WHAT NEEDS TO BE DONE:
Locate the lines where "一虎一席谈" occurs and copy them as they stand.

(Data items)
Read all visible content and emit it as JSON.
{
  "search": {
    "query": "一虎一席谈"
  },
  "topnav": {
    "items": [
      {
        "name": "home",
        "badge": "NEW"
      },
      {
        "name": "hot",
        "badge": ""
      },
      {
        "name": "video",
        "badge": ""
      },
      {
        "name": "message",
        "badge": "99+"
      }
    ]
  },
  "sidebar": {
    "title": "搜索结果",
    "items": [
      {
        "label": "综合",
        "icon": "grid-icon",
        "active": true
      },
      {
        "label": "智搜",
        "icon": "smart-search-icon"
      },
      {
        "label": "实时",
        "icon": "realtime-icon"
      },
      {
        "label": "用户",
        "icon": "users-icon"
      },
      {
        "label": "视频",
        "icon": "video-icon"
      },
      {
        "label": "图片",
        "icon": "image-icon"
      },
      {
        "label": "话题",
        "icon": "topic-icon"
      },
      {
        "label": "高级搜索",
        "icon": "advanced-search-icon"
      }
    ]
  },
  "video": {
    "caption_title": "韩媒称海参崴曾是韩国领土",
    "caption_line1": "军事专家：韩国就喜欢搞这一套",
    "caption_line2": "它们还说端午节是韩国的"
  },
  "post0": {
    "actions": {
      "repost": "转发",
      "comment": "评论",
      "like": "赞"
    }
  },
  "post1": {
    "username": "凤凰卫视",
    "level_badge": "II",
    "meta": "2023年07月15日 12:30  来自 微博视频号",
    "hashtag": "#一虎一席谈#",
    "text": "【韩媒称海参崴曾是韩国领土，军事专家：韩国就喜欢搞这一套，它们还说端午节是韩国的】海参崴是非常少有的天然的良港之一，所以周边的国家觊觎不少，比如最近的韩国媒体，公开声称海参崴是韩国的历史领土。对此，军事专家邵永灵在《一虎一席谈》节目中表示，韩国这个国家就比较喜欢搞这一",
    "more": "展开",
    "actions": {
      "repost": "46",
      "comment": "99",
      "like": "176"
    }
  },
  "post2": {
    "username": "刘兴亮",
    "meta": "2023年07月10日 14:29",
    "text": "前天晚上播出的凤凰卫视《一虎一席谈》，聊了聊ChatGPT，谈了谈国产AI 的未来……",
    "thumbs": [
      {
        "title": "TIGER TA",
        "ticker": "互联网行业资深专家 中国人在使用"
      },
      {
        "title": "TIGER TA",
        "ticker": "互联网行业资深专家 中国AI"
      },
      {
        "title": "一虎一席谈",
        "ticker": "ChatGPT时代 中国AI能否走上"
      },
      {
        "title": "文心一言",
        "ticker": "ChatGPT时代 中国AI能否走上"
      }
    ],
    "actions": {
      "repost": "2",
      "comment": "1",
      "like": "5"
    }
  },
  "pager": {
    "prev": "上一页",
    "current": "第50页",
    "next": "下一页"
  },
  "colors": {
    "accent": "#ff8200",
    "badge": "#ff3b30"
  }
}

RESPONSE:
    "query": "一虎一席谈"
    "hashtag": "#一虎一席谈#",
    "text": "【韩媒称海参崴曾是韩国领土，军事专家：韩国就喜欢搞这一套，它们还说端午节是韩国的】海参崴是非常少有的天然的良港之一，所以周边的国家觊觎不少，比如最近的韩国媒体，公开声称海参崴是韩国的历史领土。对此，军事专家邵永灵在《一虎一席谈》节目中表示，韩国这个国家就比较喜欢搞这一",
    "text": "前天晚上播出的凤凰卫视《一虎一席谈》，聊了聊ChatGPT，谈了谈国产AI 的未来……",
        "title": "一虎一席谈",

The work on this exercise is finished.